Count the lines in the records below that contain the word "enim", and reply with only that number.

···

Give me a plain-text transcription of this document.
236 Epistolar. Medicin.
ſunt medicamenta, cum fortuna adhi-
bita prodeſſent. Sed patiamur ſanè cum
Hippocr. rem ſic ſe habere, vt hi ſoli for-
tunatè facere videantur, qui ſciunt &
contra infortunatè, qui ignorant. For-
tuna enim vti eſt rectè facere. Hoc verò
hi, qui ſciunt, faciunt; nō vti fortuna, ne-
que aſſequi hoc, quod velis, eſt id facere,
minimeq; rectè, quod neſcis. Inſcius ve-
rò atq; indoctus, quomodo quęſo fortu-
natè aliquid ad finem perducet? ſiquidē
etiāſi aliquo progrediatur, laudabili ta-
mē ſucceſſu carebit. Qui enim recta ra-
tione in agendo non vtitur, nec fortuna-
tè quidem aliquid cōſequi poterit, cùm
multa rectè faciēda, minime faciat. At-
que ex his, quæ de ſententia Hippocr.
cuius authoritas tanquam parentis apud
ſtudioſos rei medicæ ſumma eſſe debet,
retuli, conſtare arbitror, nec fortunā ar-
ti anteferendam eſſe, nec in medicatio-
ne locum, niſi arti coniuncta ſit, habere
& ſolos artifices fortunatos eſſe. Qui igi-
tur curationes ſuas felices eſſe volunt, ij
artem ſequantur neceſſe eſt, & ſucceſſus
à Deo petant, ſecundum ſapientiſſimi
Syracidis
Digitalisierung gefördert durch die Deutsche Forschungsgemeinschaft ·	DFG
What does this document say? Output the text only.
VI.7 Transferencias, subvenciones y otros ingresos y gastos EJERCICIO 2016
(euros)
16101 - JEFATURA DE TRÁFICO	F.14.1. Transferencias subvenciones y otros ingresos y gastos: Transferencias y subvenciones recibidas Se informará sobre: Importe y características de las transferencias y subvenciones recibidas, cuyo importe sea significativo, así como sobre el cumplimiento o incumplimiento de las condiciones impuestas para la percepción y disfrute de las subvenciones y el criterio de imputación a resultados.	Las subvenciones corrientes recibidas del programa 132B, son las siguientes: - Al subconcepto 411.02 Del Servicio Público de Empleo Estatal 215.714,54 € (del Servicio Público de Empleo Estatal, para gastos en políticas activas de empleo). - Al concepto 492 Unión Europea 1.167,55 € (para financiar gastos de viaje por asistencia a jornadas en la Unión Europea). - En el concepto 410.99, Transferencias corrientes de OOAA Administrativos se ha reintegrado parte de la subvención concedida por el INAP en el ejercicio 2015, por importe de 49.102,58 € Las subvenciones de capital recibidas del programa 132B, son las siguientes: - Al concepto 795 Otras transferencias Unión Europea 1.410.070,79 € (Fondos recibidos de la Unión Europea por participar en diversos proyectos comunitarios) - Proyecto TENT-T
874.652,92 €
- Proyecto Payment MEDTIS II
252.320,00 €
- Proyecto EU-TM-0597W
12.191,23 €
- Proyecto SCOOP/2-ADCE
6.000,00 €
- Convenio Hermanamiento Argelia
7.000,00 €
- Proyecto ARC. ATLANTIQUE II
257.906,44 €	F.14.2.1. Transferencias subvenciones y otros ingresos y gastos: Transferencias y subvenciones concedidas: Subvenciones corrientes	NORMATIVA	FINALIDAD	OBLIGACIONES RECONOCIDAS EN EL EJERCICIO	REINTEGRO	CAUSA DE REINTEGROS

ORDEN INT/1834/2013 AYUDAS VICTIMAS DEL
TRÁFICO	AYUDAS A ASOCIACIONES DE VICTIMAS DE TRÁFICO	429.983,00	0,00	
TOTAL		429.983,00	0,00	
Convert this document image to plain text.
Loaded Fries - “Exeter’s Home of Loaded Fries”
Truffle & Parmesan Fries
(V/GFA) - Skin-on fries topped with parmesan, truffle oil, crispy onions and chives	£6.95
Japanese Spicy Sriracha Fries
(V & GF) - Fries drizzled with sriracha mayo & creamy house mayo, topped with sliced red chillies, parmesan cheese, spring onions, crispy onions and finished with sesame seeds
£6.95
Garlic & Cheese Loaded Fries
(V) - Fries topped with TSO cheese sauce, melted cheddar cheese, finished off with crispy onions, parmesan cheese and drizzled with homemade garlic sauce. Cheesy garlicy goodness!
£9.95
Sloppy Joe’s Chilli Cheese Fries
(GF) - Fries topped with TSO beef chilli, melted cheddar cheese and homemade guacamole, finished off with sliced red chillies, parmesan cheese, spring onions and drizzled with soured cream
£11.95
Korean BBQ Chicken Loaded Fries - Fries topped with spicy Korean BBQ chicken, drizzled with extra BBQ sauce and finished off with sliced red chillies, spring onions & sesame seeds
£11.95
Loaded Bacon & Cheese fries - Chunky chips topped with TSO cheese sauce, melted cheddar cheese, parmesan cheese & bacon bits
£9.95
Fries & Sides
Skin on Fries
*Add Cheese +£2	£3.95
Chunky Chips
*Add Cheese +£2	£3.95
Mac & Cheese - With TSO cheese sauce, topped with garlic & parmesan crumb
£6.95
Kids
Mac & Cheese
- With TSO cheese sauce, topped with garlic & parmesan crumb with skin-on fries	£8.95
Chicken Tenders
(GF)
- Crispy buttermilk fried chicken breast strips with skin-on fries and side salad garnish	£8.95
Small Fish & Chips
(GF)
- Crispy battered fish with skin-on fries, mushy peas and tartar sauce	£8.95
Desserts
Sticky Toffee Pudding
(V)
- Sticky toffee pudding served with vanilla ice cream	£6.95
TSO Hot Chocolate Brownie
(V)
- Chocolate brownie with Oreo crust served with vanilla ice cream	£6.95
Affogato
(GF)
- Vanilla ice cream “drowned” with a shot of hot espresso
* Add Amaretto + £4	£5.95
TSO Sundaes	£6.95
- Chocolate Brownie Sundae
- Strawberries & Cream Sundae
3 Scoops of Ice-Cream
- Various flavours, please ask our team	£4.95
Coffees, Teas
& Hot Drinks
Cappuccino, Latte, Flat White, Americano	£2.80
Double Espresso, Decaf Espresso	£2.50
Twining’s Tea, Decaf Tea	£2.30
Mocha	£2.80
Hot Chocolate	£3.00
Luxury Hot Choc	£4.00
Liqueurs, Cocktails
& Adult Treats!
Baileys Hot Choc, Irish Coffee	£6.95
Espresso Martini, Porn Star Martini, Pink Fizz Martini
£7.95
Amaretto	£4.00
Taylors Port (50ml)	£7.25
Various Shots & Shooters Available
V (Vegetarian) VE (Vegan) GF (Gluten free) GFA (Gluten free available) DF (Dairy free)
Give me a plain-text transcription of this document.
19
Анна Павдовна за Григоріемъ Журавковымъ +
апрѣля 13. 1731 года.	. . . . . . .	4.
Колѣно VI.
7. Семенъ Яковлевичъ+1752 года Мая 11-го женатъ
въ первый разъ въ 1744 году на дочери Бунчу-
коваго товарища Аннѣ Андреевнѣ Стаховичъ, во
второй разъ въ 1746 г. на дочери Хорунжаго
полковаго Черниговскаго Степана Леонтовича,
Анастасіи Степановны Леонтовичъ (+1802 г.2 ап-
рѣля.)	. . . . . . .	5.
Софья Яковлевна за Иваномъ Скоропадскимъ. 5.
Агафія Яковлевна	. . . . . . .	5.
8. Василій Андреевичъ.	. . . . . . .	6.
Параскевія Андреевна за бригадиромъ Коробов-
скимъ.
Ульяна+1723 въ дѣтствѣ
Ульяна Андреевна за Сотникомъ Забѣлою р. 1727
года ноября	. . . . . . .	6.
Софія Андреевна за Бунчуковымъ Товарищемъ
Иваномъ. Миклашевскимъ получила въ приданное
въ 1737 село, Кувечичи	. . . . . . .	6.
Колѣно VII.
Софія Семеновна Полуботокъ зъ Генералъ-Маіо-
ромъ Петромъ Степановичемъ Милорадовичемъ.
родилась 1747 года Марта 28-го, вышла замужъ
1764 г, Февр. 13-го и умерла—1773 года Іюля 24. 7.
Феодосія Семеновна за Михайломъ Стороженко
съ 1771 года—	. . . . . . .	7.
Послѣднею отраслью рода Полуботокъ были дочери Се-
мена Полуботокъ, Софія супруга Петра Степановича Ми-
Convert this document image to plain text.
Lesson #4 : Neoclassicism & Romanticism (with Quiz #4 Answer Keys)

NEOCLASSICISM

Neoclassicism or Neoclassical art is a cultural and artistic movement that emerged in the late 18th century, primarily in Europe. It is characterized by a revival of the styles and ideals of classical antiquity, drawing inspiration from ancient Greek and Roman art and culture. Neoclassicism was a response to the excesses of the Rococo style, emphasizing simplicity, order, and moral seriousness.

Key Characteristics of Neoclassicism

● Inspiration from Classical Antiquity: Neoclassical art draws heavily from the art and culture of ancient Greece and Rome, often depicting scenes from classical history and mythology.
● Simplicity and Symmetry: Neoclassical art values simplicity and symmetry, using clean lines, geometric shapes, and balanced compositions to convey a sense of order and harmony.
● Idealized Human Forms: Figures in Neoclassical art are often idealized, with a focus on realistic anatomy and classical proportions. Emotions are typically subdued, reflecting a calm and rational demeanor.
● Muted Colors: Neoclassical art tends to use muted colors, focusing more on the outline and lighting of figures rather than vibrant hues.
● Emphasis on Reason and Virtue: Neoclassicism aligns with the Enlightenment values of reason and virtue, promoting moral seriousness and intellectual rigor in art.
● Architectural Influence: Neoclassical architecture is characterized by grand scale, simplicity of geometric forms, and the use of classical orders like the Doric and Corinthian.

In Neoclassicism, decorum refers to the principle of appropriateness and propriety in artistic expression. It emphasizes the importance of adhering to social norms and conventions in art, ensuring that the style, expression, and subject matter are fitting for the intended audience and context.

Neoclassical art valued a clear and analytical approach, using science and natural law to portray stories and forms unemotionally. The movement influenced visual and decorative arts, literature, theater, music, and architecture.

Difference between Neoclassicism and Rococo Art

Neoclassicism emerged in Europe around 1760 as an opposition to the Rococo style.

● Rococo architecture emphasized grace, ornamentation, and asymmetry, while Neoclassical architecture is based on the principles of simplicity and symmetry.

···

__Solution to this exercise__.
2